**The task**
Extract the full listing below without altering a single character.

## START Data lines

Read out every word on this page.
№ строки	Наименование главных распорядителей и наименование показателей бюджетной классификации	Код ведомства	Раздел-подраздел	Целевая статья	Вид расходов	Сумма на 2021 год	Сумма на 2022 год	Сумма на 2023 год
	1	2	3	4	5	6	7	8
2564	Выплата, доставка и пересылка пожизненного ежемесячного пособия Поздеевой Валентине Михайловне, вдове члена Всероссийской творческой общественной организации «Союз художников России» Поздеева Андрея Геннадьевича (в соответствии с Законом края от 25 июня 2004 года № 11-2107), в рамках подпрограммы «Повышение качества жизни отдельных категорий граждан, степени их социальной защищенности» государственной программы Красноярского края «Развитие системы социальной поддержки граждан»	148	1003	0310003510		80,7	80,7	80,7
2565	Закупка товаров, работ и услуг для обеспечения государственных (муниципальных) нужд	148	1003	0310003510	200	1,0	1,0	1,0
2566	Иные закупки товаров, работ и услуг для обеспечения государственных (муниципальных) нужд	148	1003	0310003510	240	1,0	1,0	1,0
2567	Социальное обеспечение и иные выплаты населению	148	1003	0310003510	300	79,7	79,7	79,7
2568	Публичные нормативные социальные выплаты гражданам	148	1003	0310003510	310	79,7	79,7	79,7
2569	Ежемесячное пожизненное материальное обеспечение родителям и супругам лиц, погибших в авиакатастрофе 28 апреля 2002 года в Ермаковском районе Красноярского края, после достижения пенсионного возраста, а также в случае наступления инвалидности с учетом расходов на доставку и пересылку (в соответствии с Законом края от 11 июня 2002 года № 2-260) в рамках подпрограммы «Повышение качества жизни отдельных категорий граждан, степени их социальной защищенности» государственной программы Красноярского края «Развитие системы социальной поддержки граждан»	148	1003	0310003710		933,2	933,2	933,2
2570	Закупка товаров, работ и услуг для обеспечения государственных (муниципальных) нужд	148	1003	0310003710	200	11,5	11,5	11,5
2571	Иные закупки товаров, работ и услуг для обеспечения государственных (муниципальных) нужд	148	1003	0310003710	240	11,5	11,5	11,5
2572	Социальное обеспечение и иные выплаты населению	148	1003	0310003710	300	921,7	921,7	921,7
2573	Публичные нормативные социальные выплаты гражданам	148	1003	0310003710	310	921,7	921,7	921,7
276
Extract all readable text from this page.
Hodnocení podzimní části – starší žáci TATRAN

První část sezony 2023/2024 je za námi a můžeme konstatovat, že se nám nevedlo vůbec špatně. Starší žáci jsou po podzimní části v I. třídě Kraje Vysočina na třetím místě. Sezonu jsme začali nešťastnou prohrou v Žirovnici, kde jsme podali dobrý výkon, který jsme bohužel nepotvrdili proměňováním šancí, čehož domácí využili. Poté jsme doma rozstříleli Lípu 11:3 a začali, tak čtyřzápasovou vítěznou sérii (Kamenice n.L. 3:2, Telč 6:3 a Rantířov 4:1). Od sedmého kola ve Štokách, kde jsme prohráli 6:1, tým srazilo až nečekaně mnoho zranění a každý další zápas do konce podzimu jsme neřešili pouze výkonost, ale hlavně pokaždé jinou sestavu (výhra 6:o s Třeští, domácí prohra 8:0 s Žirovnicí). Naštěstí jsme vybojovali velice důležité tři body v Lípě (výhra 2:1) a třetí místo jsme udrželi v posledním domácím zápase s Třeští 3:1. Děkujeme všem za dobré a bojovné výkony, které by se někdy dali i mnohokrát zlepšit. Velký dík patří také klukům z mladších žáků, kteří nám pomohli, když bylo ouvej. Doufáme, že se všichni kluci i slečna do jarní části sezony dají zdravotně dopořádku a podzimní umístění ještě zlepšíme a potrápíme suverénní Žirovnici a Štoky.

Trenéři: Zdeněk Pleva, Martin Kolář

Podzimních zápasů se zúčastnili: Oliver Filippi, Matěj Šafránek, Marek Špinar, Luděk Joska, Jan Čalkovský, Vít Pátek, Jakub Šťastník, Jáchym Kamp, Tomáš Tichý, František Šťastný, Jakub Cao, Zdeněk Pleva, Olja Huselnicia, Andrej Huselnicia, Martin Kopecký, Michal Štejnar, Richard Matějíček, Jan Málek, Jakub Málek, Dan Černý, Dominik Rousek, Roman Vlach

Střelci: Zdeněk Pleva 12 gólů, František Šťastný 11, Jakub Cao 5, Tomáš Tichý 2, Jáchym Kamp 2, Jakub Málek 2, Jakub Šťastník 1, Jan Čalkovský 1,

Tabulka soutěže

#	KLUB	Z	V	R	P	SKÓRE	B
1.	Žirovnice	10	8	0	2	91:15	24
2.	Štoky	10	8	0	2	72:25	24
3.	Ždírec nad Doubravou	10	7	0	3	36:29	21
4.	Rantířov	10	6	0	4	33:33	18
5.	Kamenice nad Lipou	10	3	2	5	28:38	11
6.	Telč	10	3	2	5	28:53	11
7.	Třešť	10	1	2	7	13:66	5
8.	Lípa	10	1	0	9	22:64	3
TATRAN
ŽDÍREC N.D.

## END Data lines

**Written solution**
Read out every word on this page.
№ строки	Наименование главных распорядителей и наименование показателей бюджетной классификации	Код ведомства	Раздел-подраздел	Целевая статья	Вид расходов	Сумма на 2021 год	Сумма на 2022 год	Сумма на 2023 год
	1	2	3	4	5	6	7	8
2564	Выплата, доставка и пересылка пожизненного ежемесячного пособия Поздеевой Валентине Михайловне, вдове члена Всероссийской творческой общественной организации «Союз художников России» Поздеева Андрея Геннадьевича (в соответствии с Законом края от 25 июня 2004 года № 11-2107), в рамках подпрограммы «Повышение качества жизни отдельных категорий граждан, степени их социальной защищенности» государственной программы Красноярского края «Развитие системы социальной поддержки граждан»	148	1003	0310003510		80,7	80,7	80,7
2565	Закупка товаров, работ и услуг для обеспечения государственных (муниципальных) нужд	148	1003	0310003510	200	1,0	1,0	1,0
2566	Иные закупки товаров, работ и услуг для обеспечения государственных (муниципальных) нужд	148	1003	0310003510	240	1,0	1,0	1,0
2567	Социальное обеспечение и иные выплаты населению	148	1003	0310003510	300	79,7	79,7	79,7
2568	Публичные нормативные социальные выплаты гражданам	148	1003	0310003510	310	79,7	79,7	79,7
2569	Ежемесячное пожизненное материальное обеспечение родителям и супругам лиц, погибших в авиакатастрофе 28 апреля 2002 года в Ермаковском районе Красноярского края, после достижения пенсионного возраста, а также в случае наступления инвалидности с учетом расходов на доставку и пересылку (в соответствии с Законом края от 11 июня 2002 года № 2-260) в рамках подпрограммы «Повышение качества жизни отдельных категорий граждан, степени их социальной защищенности» государственной программы Красноярского края «Развитие системы социальной поддержки граждан»	148	1003	0310003710		933,2	933,2	933,2
2570	Закупка товаров, работ и услуг для обеспечения государственных (муниципальных) нужд	148	1003	0310003710	200	11,5	11,5	11,5
2571	Иные закупки товаров, работ и услуг для обеспечения государственных (муниципальных) нужд	148	1003	0310003710	240	11,5	11,5	11,5
2572	Социальное обеспечение и иные выплаты населению	148	1003	0310003710	300	921,7	921,7	921,7
2573	Публичные нормативные социальные выплаты гражданам	148	1003	0310003710	310	921,7	921,7	921,7
276
Extract all readable text from this page.
Hodnocení podzimní části – starší žáci TATRAN

První část sezony 2023/2024 je za námi a můžeme konstatovat, že se nám nevedlo vůbec špatně. Starší žáci jsou po podzimní části v I. třídě Kraje Vysočina na třetím místě. Sezonu jsme začali nešťastnou prohrou v Žirovnici, kde jsme podali dobrý výkon, který jsme bohužel nepotvrdili proměňováním šancí, čehož domácí využili. Poté jsme doma rozstříleli Lípu 11:3 a začali, tak čtyřzápasovou vítěznou sérii (Kamenice n.L. 3:2, Telč 6:3 a Rantířov 4:1). Od sedmého kola ve Štokách, kde jsme prohráli 6:1, tým srazilo až nečekaně mnoho zranění a každý další zápas do konce podzimu jsme neřešili pouze výkonost, ale hlavně pokaždé jinou sestavu (výhra 6:o s Třeští, domácí prohra 8:0 s Žirovnicí). Naštěstí jsme vybojovali velice důležité tři body v Lípě (výhra 2:1) a třetí místo jsme udrželi v posledním domácím zápase s Třeští 3:1. Děkujeme všem za dobré a bojovné výkony, které by se někdy dali i mnohokrát zlepšit. Velký dík patří také klukům z mladších žáků, kteří nám pomohli, když bylo ouvej. Doufáme, že se všichni kluci i slečna do jarní části sezony dají zdravotně dopořádku a podzimní umístění ještě zlepšíme a potrápíme suverénní Žirovnici a Štoky.

Trenéři: Zdeněk Pleva, Martin Kolář

Podzimních zápasů se zúčastnili: Oliver Filippi, Matěj Šafránek, Marek Špinar, Luděk Joska, Jan Čalkovský, Vít Pátek, Jakub Šťastník, Jáchym Kamp, Tomáš Tichý, František Šťastný, Jakub Cao, Zdeněk Pleva, Olja Huselnicia, Andrej Huselnicia, Martin Kopecký, Michal Štejnar, Richard Matějíček, Jan Málek, Jakub Málek, Dan Černý, Dominik Rousek, Roman Vlach

Střelci: Zdeněk Pleva 12 gólů, František Šťastný 11, Jakub Cao 5, Tomáš Tichý 2, Jáchym Kamp 2, Jakub Málek 2, Jakub Šťastník 1, Jan Čalkovský 1,

Tabulka soutěže

#	KLUB	Z	V	R	P	SKÓRE	B
1.	Žirovnice	10	8	0	2	91:15	24
2.	Štoky	10	8	0	2	72:25	24
3.	Ždírec nad Doubravou	10	7	0	3	36:29	21
4.	Rantířov	10	6	0	4	33:33	18
5.	Kamenice nad Lipou	10	3	2	5	28:38	11
6.	Telč	10	3	2	5	28:53	11
7.	Třešť	10	1	2	7	13:66	5
8.	Lípa	10	1	0	9	22:64	3
TATRAN
ŽDÍREC N.D.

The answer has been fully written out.